→ Aim of the task
In the forum thread, in what year does VindiVici say the plan was first announced?

Womanofcustard · Today 11:18

There seems to be quite a few people unhappy that the WASPIs haven’t shuffled off their mortal coils yet!

0ohLarLar · Today 11:30

They are not people who were not informed.

They are people who didn't want to know & in many cases buried their heads in the sand.

They also include women who in many cases hadn't worked much at all, and this is why they are outraged that the solution was to continue working to fund the wait for state pension. They did not want to work.

VindiVici · Today 11:40

0ohLarLar · Today 11:30

They are not people who were not informed.

They are people who didn't want to know & in many cases buried their heads in the sand.

They also include women who in many cases hadn't worked much at all, and this is why they are outraged that the solution was to continue working to fund the wait for state pension. They did not want to work.

I agree.
I am a WASPI and knew about this decades ago.
It disgusts me these women are making out they were not told.
It was first announced as a plan in 1995 when we/ they were 40-ish.

The whole thing is a scam and the women are not accepting their own ignorance and lack of engagement with the facts. It was all over the media, they could access their own state pension forecasts well in advance, but they didn't bother.

→ Data for review
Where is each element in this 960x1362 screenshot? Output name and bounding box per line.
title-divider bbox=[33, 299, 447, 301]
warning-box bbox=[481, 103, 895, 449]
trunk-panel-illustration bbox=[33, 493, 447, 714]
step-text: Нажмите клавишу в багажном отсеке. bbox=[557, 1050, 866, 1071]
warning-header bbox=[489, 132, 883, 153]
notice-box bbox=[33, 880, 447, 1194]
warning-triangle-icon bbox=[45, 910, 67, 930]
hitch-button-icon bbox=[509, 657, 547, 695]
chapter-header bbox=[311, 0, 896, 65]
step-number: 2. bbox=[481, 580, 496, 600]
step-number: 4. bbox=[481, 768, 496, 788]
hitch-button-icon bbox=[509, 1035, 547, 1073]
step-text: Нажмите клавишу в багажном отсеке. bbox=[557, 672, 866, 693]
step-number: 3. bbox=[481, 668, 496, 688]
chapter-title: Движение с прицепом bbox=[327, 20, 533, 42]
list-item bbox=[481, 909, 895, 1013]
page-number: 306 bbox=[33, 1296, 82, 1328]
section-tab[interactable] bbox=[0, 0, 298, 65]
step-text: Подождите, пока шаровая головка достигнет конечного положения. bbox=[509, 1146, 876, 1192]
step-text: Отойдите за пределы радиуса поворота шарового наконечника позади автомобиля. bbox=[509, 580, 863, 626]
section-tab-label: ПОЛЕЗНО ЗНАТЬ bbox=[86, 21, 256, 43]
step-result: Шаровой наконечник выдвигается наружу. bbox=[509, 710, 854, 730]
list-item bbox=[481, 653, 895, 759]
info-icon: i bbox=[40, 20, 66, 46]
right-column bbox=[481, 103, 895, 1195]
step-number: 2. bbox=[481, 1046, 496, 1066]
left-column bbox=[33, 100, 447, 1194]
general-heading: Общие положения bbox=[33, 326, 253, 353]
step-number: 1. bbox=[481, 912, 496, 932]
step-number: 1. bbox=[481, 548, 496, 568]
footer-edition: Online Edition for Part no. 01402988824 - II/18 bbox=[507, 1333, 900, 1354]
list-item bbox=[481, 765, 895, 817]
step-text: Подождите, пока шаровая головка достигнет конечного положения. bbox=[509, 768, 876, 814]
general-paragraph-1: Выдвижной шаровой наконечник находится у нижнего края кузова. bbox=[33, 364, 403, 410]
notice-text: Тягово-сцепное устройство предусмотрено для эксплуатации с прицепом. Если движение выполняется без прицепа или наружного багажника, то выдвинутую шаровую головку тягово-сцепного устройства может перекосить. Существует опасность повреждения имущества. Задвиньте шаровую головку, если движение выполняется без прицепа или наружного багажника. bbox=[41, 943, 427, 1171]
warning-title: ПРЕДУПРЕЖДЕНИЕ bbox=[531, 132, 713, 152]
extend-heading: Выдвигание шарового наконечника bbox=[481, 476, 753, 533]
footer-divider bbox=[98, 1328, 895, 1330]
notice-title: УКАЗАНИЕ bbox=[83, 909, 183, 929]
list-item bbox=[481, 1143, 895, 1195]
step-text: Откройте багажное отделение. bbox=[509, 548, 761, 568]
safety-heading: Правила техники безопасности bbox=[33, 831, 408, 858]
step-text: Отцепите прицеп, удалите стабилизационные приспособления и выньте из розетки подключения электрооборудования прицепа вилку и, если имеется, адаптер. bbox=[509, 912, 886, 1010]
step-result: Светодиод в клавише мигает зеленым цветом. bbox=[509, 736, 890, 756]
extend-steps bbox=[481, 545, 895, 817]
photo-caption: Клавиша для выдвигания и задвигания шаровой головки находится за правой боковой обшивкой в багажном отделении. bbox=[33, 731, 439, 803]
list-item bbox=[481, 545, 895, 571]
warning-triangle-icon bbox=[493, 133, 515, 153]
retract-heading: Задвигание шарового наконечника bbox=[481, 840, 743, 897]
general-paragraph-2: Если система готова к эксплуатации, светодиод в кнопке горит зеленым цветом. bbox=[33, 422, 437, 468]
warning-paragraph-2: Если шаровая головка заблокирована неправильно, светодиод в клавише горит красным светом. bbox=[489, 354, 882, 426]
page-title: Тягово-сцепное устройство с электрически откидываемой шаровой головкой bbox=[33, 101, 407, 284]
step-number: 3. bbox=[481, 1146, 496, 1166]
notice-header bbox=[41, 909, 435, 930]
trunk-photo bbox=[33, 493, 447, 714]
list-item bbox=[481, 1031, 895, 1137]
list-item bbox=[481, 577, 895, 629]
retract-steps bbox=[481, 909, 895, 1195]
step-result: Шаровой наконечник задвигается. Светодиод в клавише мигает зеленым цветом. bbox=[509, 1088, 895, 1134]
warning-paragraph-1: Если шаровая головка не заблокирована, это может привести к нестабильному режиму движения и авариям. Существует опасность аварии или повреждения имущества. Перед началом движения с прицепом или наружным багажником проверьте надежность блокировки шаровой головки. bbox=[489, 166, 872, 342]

→ Result
1995